Restate each line word for word. Leave out every picture.
— start PROVIDED DATA —
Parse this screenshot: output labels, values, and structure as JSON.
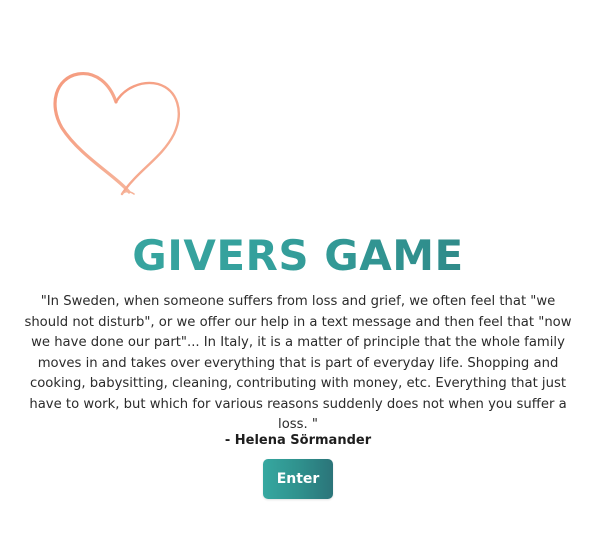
{
  "app": {
    "title": "GIVERS GAME"
  },
  "quote": {
    "text": "\"In Sweden, when someone suffers from loss and grief, we often feel that \"we should not disturb\", or we offer our help in a text message and then feel that \"now we have done our part\"... In Italy, it is a matter of principle that the whole family moves in and takes over everything that is part of everyday life. Shopping and cooking, babysitting, cleaning, contributing with money, etc. Everything that just have to work, but which for various reasons suddenly does not when you suffer a loss. \"",
    "author": "- Helena Sörmander"
  },
  "actions": {
    "enter_label": "Enter"
  },
  "icons": {
    "heart": "heart-icon"
  },
  "colors": {
    "heart_stroke": "#f4a085",
    "title_gradient_start": "#3aa9a2",
    "title_gradient_end": "#2c7c7d",
    "button_gradient_start": "#36a8a0",
    "button_gradient_end": "#2b7479",
    "button_text": "#ffffff"
  }
}
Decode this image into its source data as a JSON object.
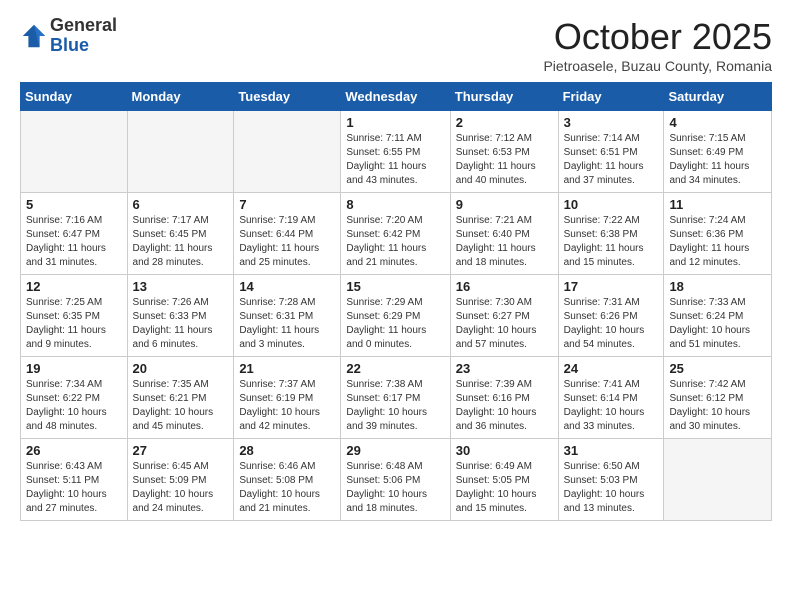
— end PROVIDED DATA —
RESPONSE:
Parse this screenshot: output labels, values, and structure as JSON.
{
  "app": {
    "title": "GIVERS GAME"
  },
  "quote": {
    "text": "\"In Sweden, when someone suffers from loss and grief, we often feel that \"we should not disturb\", or we offer our help in a text message and then feel that \"now we have done our part\"... In Italy, it is a matter of principle that the whole family moves in and takes over everything that is part of everyday life. Shopping and cooking, babysitting, cleaning, contributing with money, etc. Everything that just have to work, but which for various reasons suddenly does not when you suffer a loss. \"",
    "author": "- Helena Sörmander"
  },
  "actions": {
    "enter_label": "Enter"
  },
  "icons": {
    "heart": "heart-icon"
  },
  "colors": {
    "heart_stroke": "#f4a085",
    "title_gradient_start": "#3aa9a2",
    "title_gradient_end": "#2c7c7d",
    "button_gradient_start": "#36a8a0",
    "button_gradient_end": "#2b7479",
    "button_text": "#ffffff"
  }
}
Decode this image into its source data as a JSON object.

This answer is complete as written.